● **PROBLEM TO SOLVE**:
Locate the lines where "fraction" occurs and copy them as they stand.

[Items listed in a dataset]
══════

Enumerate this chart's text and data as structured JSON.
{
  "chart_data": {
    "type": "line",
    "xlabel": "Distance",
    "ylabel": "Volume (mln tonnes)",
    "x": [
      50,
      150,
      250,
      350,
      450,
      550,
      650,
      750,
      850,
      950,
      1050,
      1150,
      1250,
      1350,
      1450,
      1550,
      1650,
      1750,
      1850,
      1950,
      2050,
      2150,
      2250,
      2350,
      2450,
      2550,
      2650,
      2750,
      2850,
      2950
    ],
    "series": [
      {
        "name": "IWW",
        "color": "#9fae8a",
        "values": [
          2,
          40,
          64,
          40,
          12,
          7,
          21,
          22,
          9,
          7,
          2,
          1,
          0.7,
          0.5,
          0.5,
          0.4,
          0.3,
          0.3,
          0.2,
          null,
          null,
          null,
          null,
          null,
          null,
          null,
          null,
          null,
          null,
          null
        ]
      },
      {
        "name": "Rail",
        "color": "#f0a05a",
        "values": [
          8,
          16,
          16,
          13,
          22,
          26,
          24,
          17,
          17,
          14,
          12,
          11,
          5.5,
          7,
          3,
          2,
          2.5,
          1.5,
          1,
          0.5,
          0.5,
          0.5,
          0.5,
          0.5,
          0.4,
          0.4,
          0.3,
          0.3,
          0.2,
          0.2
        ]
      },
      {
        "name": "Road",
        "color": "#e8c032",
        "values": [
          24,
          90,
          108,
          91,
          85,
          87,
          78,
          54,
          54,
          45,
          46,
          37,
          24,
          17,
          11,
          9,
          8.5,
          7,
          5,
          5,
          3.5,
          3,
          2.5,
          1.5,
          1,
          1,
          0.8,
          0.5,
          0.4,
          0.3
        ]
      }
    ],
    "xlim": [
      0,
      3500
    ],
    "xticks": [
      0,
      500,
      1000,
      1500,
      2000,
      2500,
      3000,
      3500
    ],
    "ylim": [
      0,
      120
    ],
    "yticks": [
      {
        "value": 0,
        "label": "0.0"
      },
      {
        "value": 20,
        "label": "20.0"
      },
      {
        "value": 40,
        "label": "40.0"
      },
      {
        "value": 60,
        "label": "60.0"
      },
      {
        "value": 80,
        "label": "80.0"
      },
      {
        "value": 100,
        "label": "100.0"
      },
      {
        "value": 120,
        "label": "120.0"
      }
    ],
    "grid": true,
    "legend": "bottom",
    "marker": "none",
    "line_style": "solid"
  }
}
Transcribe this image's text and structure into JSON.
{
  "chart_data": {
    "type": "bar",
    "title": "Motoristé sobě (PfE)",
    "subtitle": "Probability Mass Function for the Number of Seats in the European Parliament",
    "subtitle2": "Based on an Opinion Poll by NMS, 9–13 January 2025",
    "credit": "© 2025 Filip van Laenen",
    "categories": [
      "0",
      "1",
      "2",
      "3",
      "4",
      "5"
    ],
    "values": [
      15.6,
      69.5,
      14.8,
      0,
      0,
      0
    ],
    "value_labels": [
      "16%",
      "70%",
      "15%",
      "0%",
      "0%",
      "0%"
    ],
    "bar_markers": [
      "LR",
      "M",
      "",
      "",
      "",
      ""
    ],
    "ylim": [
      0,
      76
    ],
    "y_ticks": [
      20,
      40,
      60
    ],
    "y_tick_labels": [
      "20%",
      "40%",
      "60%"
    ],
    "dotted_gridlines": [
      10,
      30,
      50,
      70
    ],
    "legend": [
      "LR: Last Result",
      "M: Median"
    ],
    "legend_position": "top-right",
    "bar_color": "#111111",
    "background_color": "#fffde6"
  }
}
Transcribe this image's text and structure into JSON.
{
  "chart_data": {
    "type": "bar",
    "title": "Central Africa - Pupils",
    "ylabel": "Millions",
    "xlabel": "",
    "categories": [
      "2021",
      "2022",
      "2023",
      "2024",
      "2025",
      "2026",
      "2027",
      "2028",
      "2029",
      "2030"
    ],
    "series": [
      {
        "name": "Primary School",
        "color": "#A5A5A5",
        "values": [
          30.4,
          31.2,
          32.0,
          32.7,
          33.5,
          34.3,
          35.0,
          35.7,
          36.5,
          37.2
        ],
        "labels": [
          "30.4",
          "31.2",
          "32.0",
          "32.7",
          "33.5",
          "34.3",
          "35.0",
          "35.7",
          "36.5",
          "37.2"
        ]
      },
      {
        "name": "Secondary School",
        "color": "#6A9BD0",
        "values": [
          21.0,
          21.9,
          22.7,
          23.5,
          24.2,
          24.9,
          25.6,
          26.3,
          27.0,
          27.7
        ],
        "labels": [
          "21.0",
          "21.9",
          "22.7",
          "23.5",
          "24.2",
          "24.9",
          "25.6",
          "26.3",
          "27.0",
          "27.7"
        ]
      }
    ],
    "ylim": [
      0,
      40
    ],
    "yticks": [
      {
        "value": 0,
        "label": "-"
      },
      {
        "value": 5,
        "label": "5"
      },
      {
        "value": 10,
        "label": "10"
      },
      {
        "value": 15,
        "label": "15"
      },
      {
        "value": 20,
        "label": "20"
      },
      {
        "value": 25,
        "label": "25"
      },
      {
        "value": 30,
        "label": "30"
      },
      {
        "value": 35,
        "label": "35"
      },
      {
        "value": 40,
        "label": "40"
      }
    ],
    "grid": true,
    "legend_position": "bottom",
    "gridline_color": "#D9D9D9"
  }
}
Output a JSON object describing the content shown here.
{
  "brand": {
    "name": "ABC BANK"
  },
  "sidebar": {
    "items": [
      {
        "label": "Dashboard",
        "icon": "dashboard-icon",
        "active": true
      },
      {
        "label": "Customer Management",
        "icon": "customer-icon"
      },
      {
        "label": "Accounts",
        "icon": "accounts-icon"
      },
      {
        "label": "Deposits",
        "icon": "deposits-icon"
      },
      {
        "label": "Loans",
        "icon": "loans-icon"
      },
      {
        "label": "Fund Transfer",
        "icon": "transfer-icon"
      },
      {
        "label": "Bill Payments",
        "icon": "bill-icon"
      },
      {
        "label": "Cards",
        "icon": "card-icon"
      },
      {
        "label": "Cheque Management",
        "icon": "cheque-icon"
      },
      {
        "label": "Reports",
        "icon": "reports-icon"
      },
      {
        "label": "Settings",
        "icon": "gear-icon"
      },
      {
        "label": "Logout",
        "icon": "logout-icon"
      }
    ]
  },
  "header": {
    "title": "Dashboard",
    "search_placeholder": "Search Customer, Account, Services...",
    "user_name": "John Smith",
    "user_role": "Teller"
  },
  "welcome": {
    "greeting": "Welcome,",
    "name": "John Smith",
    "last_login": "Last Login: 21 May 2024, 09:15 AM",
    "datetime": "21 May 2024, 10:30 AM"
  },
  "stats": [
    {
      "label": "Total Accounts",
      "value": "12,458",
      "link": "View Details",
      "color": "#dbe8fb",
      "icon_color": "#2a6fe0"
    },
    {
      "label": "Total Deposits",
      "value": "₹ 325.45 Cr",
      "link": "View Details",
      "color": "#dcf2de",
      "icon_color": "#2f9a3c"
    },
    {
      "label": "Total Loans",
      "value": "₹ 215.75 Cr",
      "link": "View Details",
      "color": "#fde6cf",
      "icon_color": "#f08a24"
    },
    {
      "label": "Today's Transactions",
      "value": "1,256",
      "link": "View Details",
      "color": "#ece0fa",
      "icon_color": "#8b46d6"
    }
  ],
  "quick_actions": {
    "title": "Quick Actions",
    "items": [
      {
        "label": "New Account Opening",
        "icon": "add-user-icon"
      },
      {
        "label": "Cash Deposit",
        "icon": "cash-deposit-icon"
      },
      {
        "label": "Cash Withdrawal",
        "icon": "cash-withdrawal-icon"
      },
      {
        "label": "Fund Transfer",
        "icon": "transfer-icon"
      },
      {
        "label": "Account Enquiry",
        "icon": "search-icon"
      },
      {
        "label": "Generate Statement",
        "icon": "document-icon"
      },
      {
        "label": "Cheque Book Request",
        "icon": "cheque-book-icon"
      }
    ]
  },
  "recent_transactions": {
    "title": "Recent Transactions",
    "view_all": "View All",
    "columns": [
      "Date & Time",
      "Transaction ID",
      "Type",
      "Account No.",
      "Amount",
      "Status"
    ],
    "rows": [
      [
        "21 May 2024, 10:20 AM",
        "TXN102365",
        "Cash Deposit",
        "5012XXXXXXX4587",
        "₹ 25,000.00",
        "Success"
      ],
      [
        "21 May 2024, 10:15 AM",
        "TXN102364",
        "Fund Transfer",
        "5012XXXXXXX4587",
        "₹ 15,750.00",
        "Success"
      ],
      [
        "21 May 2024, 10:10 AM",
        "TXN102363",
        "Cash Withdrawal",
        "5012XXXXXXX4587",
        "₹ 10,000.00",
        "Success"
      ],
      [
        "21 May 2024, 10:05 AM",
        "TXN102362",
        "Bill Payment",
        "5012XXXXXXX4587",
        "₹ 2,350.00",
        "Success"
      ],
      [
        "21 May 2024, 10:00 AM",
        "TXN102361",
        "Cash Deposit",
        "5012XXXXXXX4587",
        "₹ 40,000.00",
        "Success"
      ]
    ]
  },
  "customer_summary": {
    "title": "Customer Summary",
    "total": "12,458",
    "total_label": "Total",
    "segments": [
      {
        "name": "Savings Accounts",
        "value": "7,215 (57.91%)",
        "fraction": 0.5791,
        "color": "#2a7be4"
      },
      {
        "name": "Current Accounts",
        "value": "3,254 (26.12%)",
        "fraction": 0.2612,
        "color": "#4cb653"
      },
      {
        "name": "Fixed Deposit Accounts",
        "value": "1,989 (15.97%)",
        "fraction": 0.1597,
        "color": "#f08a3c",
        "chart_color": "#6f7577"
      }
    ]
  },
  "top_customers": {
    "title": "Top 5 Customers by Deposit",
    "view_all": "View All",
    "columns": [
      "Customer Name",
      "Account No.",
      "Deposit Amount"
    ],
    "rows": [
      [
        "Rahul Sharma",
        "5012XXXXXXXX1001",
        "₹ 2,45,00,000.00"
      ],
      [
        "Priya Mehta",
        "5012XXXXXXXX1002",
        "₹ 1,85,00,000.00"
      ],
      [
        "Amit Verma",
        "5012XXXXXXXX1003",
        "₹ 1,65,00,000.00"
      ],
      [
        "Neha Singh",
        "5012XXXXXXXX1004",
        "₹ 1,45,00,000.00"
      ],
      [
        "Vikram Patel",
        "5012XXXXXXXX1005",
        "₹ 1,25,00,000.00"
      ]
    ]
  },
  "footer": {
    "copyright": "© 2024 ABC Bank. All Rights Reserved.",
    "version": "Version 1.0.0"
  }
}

══════

● **SOLUTION TO THIS TASK**:
        "fraction": 0.5791,
        "fraction": 0.2612,
        "fraction": 0.1597,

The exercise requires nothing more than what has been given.